-- Begin Data lines --

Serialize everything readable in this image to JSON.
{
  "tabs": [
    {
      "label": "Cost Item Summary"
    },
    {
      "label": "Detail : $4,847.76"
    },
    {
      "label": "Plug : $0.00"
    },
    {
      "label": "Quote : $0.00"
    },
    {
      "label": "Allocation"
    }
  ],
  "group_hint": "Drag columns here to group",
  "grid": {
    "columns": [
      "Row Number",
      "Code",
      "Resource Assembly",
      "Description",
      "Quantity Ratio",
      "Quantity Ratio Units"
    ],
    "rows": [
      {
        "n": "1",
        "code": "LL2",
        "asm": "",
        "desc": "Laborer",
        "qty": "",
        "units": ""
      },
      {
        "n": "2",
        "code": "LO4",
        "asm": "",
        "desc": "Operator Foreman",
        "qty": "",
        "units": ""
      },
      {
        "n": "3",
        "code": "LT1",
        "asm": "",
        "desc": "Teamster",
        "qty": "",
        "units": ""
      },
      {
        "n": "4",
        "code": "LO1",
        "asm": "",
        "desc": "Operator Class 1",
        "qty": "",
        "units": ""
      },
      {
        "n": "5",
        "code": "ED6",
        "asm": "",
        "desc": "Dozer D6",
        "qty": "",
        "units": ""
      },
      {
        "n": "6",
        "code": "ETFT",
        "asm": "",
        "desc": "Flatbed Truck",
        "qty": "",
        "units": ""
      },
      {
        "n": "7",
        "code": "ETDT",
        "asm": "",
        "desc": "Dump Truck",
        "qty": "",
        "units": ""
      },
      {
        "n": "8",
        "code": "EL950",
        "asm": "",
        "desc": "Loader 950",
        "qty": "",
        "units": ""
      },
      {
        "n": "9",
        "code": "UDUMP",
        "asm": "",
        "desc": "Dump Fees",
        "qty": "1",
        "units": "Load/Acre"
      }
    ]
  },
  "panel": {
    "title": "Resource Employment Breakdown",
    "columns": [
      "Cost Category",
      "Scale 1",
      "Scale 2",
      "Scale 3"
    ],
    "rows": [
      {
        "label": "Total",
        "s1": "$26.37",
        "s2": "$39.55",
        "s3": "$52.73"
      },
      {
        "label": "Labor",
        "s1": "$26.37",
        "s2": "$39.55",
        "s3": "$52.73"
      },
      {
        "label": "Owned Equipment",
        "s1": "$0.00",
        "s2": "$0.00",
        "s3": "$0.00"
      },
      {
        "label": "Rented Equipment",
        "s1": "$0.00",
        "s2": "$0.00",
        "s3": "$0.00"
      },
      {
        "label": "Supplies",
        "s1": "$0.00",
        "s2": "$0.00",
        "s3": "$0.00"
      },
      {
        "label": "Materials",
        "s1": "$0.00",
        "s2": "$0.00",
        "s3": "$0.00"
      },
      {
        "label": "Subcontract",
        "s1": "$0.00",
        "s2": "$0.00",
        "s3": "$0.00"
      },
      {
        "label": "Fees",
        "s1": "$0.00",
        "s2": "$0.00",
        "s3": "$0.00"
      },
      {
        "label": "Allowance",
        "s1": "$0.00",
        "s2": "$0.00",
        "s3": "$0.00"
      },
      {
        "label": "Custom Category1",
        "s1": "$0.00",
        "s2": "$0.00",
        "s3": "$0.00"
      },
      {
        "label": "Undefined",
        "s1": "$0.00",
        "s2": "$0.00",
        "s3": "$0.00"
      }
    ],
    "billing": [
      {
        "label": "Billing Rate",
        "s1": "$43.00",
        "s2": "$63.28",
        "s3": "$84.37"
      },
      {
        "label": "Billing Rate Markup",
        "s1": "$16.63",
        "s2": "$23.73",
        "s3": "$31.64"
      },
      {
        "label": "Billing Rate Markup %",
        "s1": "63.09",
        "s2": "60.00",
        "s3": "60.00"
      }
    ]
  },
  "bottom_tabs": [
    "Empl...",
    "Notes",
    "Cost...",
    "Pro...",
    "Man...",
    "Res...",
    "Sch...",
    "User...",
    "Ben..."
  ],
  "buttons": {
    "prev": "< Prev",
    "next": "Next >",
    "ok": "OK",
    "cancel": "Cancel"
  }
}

-- End Data lines --

• The problem: Search the material above for "Equipment". Pull out each line where it shows up.

• Worked solution:
        "label": "Owned Equipment",
        "label": "Rented Equipment",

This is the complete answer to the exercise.